● **Rows**
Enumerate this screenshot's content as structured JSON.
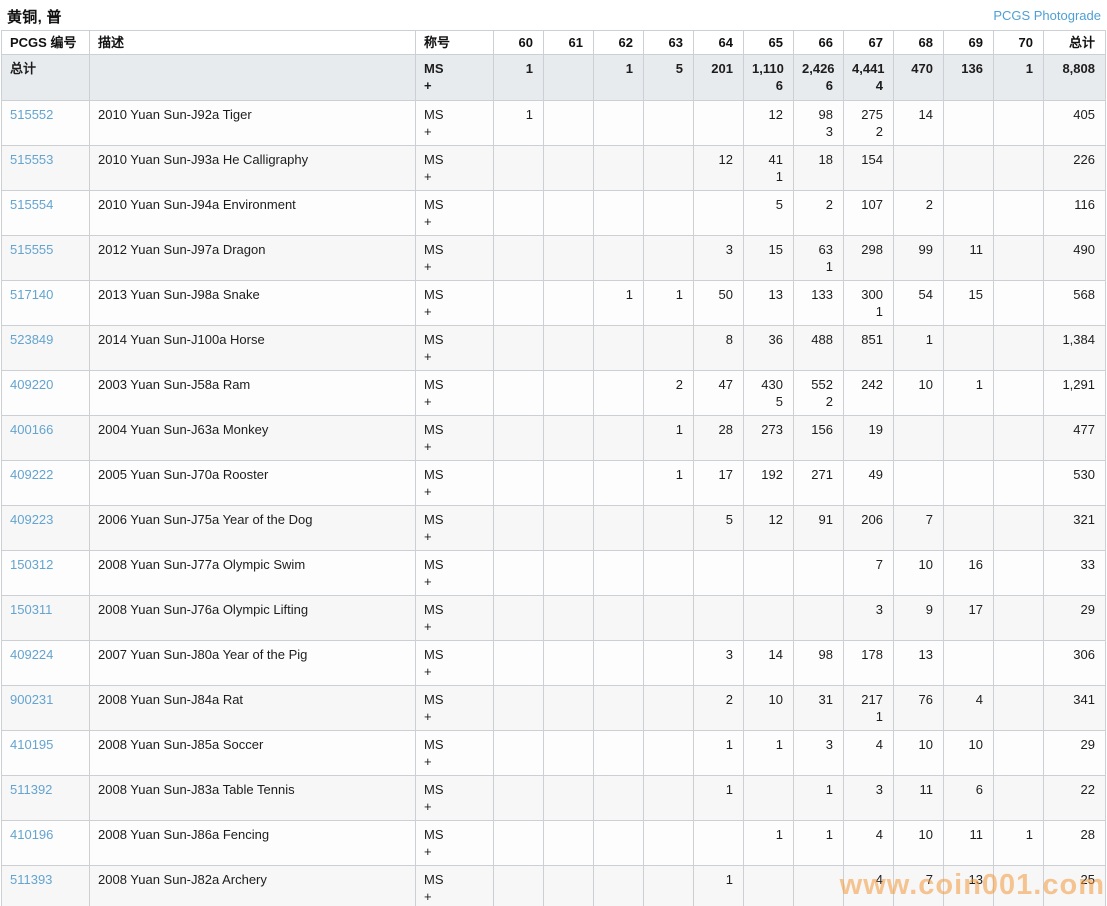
{
  "page": {
    "title": "黄铜, 普",
    "photograde_link": "PCGS Photograde",
    "watermark": "www.coin001.com"
  },
  "colors": {
    "link_blue": "#64a4cf",
    "photograde_blue": "#4f9fd4",
    "total_row_bg": "#e8ebee",
    "alt_row_bg": "#f7f7f7",
    "border": "#ccd0d4",
    "watermark_orange": "#f29a3c"
  },
  "table": {
    "headers": {
      "pcgs_number": "PCGS 编号",
      "description": "描述",
      "designation": "称号",
      "grades": [
        "60",
        "61",
        "62",
        "63",
        "64",
        "65",
        "66",
        "67",
        "68",
        "69",
        "70"
      ],
      "total": "总计"
    },
    "designation_lines": [
      "MS",
      "+"
    ],
    "total_row": {
      "label": "总计",
      "cells": [
        [
          "1",
          ""
        ],
        [
          "",
          ""
        ],
        [
          "1",
          ""
        ],
        [
          "5",
          ""
        ],
        [
          "201",
          ""
        ],
        [
          "1,110",
          "6"
        ],
        [
          "2,426",
          "6"
        ],
        [
          "4,441",
          "4"
        ],
        [
          "470",
          ""
        ],
        [
          "136",
          ""
        ],
        [
          "1",
          ""
        ],
        [
          "8,808",
          ""
        ]
      ]
    },
    "rows": [
      {
        "pcgs_number": "515552",
        "description": "2010 Yuan Sun-J92a Tiger",
        "cells": [
          [
            "1",
            ""
          ],
          [
            "",
            ""
          ],
          [
            "",
            ""
          ],
          [
            "",
            ""
          ],
          [
            "",
            ""
          ],
          [
            "12",
            ""
          ],
          [
            "98",
            "3"
          ],
          [
            "275",
            "2"
          ],
          [
            "14",
            ""
          ],
          [
            "",
            ""
          ],
          [
            "",
            ""
          ],
          [
            "405",
            ""
          ]
        ]
      },
      {
        "pcgs_number": "515553",
        "description": "2010 Yuan Sun-J93a He Calligraphy",
        "cells": [
          [
            "",
            ""
          ],
          [
            "",
            ""
          ],
          [
            "",
            ""
          ],
          [
            "",
            ""
          ],
          [
            "12",
            ""
          ],
          [
            "41",
            "1"
          ],
          [
            "18",
            ""
          ],
          [
            "154",
            ""
          ],
          [
            "",
            ""
          ],
          [
            "",
            ""
          ],
          [
            "",
            ""
          ],
          [
            "226",
            ""
          ]
        ]
      },
      {
        "pcgs_number": "515554",
        "description": "2010 Yuan Sun-J94a Environment",
        "cells": [
          [
            "",
            ""
          ],
          [
            "",
            ""
          ],
          [
            "",
            ""
          ],
          [
            "",
            ""
          ],
          [
            "",
            ""
          ],
          [
            "5",
            ""
          ],
          [
            "2",
            ""
          ],
          [
            "107",
            ""
          ],
          [
            "2",
            ""
          ],
          [
            "",
            ""
          ],
          [
            "",
            ""
          ],
          [
            "116",
            ""
          ]
        ]
      },
      {
        "pcgs_number": "515555",
        "description": "2012 Yuan Sun-J97a Dragon",
        "cells": [
          [
            "",
            ""
          ],
          [
            "",
            ""
          ],
          [
            "",
            ""
          ],
          [
            "",
            ""
          ],
          [
            "3",
            ""
          ],
          [
            "15",
            ""
          ],
          [
            "63",
            "1"
          ],
          [
            "298",
            ""
          ],
          [
            "99",
            ""
          ],
          [
            "11",
            ""
          ],
          [
            "",
            ""
          ],
          [
            "490",
            ""
          ]
        ]
      },
      {
        "pcgs_number": "517140",
        "description": "2013 Yuan Sun-J98a Snake",
        "cells": [
          [
            "",
            ""
          ],
          [
            "",
            ""
          ],
          [
            "1",
            ""
          ],
          [
            "1",
            ""
          ],
          [
            "50",
            ""
          ],
          [
            "13",
            ""
          ],
          [
            "133",
            ""
          ],
          [
            "300",
            "1"
          ],
          [
            "54",
            ""
          ],
          [
            "15",
            ""
          ],
          [
            "",
            ""
          ],
          [
            "568",
            ""
          ]
        ]
      },
      {
        "pcgs_number": "523849",
        "description": "2014 Yuan Sun-J100a Horse",
        "cells": [
          [
            "",
            ""
          ],
          [
            "",
            ""
          ],
          [
            "",
            ""
          ],
          [
            "",
            ""
          ],
          [
            "8",
            ""
          ],
          [
            "36",
            ""
          ],
          [
            "488",
            ""
          ],
          [
            "851",
            ""
          ],
          [
            "1",
            ""
          ],
          [
            "",
            ""
          ],
          [
            "",
            ""
          ],
          [
            "1,384",
            ""
          ]
        ]
      },
      {
        "pcgs_number": "409220",
        "description": "2003 Yuan Sun-J58a Ram",
        "cells": [
          [
            "",
            ""
          ],
          [
            "",
            ""
          ],
          [
            "",
            ""
          ],
          [
            "2",
            ""
          ],
          [
            "47",
            ""
          ],
          [
            "430",
            "5"
          ],
          [
            "552",
            "2"
          ],
          [
            "242",
            ""
          ],
          [
            "10",
            ""
          ],
          [
            "1",
            ""
          ],
          [
            "",
            ""
          ],
          [
            "1,291",
            ""
          ]
        ]
      },
      {
        "pcgs_number": "400166",
        "description": "2004 Yuan Sun-J63a Monkey",
        "cells": [
          [
            "",
            ""
          ],
          [
            "",
            ""
          ],
          [
            "",
            ""
          ],
          [
            "1",
            ""
          ],
          [
            "28",
            ""
          ],
          [
            "273",
            ""
          ],
          [
            "156",
            ""
          ],
          [
            "19",
            ""
          ],
          [
            "",
            ""
          ],
          [
            "",
            ""
          ],
          [
            "",
            ""
          ],
          [
            "477",
            ""
          ]
        ]
      },
      {
        "pcgs_number": "409222",
        "description": "2005 Yuan Sun-J70a Rooster",
        "cells": [
          [
            "",
            ""
          ],
          [
            "",
            ""
          ],
          [
            "",
            ""
          ],
          [
            "1",
            ""
          ],
          [
            "17",
            ""
          ],
          [
            "192",
            ""
          ],
          [
            "271",
            ""
          ],
          [
            "49",
            ""
          ],
          [
            "",
            ""
          ],
          [
            "",
            ""
          ],
          [
            "",
            ""
          ],
          [
            "530",
            ""
          ]
        ]
      },
      {
        "pcgs_number": "409223",
        "description": "2006 Yuan Sun-J75a Year of the Dog",
        "cells": [
          [
            "",
            ""
          ],
          [
            "",
            ""
          ],
          [
            "",
            ""
          ],
          [
            "",
            ""
          ],
          [
            "5",
            ""
          ],
          [
            "12",
            ""
          ],
          [
            "91",
            ""
          ],
          [
            "206",
            ""
          ],
          [
            "7",
            ""
          ],
          [
            "",
            ""
          ],
          [
            "",
            ""
          ],
          [
            "321",
            ""
          ]
        ]
      },
      {
        "pcgs_number": "150312",
        "description": "2008 Yuan Sun-J77a Olympic Swim",
        "cells": [
          [
            "",
            ""
          ],
          [
            "",
            ""
          ],
          [
            "",
            ""
          ],
          [
            "",
            ""
          ],
          [
            "",
            ""
          ],
          [
            "",
            ""
          ],
          [
            "",
            ""
          ],
          [
            "7",
            ""
          ],
          [
            "10",
            ""
          ],
          [
            "16",
            ""
          ],
          [
            "",
            ""
          ],
          [
            "33",
            ""
          ]
        ]
      },
      {
        "pcgs_number": "150311",
        "description": "2008 Yuan Sun-J76a Olympic Lifting",
        "cells": [
          [
            "",
            ""
          ],
          [
            "",
            ""
          ],
          [
            "",
            ""
          ],
          [
            "",
            ""
          ],
          [
            "",
            ""
          ],
          [
            "",
            ""
          ],
          [
            "",
            ""
          ],
          [
            "3",
            ""
          ],
          [
            "9",
            ""
          ],
          [
            "17",
            ""
          ],
          [
            "",
            ""
          ],
          [
            "29",
            ""
          ]
        ]
      },
      {
        "pcgs_number": "409224",
        "description": "2007 Yuan Sun-J80a Year of the Pig",
        "cells": [
          [
            "",
            ""
          ],
          [
            "",
            ""
          ],
          [
            "",
            ""
          ],
          [
            "",
            ""
          ],
          [
            "3",
            ""
          ],
          [
            "14",
            ""
          ],
          [
            "98",
            ""
          ],
          [
            "178",
            ""
          ],
          [
            "13",
            ""
          ],
          [
            "",
            ""
          ],
          [
            "",
            ""
          ],
          [
            "306",
            ""
          ]
        ]
      },
      {
        "pcgs_number": "900231",
        "description": "2008 Yuan Sun-J84a Rat",
        "cells": [
          [
            "",
            ""
          ],
          [
            "",
            ""
          ],
          [
            "",
            ""
          ],
          [
            "",
            ""
          ],
          [
            "2",
            ""
          ],
          [
            "10",
            ""
          ],
          [
            "31",
            ""
          ],
          [
            "217",
            "1"
          ],
          [
            "76",
            ""
          ],
          [
            "4",
            ""
          ],
          [
            "",
            ""
          ],
          [
            "341",
            ""
          ]
        ]
      },
      {
        "pcgs_number": "410195",
        "description": "2008 Yuan Sun-J85a Soccer",
        "cells": [
          [
            "",
            ""
          ],
          [
            "",
            ""
          ],
          [
            "",
            ""
          ],
          [
            "",
            ""
          ],
          [
            "1",
            ""
          ],
          [
            "1",
            ""
          ],
          [
            "3",
            ""
          ],
          [
            "4",
            ""
          ],
          [
            "10",
            ""
          ],
          [
            "10",
            ""
          ],
          [
            "",
            ""
          ],
          [
            "29",
            ""
          ]
        ]
      },
      {
        "pcgs_number": "511392",
        "description": "2008 Yuan Sun-J83a Table Tennis",
        "cells": [
          [
            "",
            ""
          ],
          [
            "",
            ""
          ],
          [
            "",
            ""
          ],
          [
            "",
            ""
          ],
          [
            "1",
            ""
          ],
          [
            "",
            ""
          ],
          [
            "1",
            ""
          ],
          [
            "3",
            ""
          ],
          [
            "11",
            ""
          ],
          [
            "6",
            ""
          ],
          [
            "",
            ""
          ],
          [
            "22",
            ""
          ]
        ]
      },
      {
        "pcgs_number": "410196",
        "description": "2008 Yuan Sun-J86a Fencing",
        "cells": [
          [
            "",
            ""
          ],
          [
            "",
            ""
          ],
          [
            "",
            ""
          ],
          [
            "",
            ""
          ],
          [
            "",
            ""
          ],
          [
            "1",
            ""
          ],
          [
            "1",
            ""
          ],
          [
            "4",
            ""
          ],
          [
            "10",
            ""
          ],
          [
            "11",
            ""
          ],
          [
            "1",
            ""
          ],
          [
            "28",
            ""
          ]
        ]
      },
      {
        "pcgs_number": "511393",
        "description": "2008 Yuan Sun-J82a Archery",
        "cells": [
          [
            "",
            ""
          ],
          [
            "",
            ""
          ],
          [
            "",
            ""
          ],
          [
            "",
            ""
          ],
          [
            "1",
            ""
          ],
          [
            "",
            ""
          ],
          [
            "",
            ""
          ],
          [
            "4",
            ""
          ],
          [
            "7",
            ""
          ],
          [
            "13",
            ""
          ],
          [
            "",
            ""
          ],
          [
            "25",
            ""
          ]
        ]
      }
    ]
  }
}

● **The task**
Across the data, tally the lines containing "Olympic" and give back the number alone.

● **Written solution**
2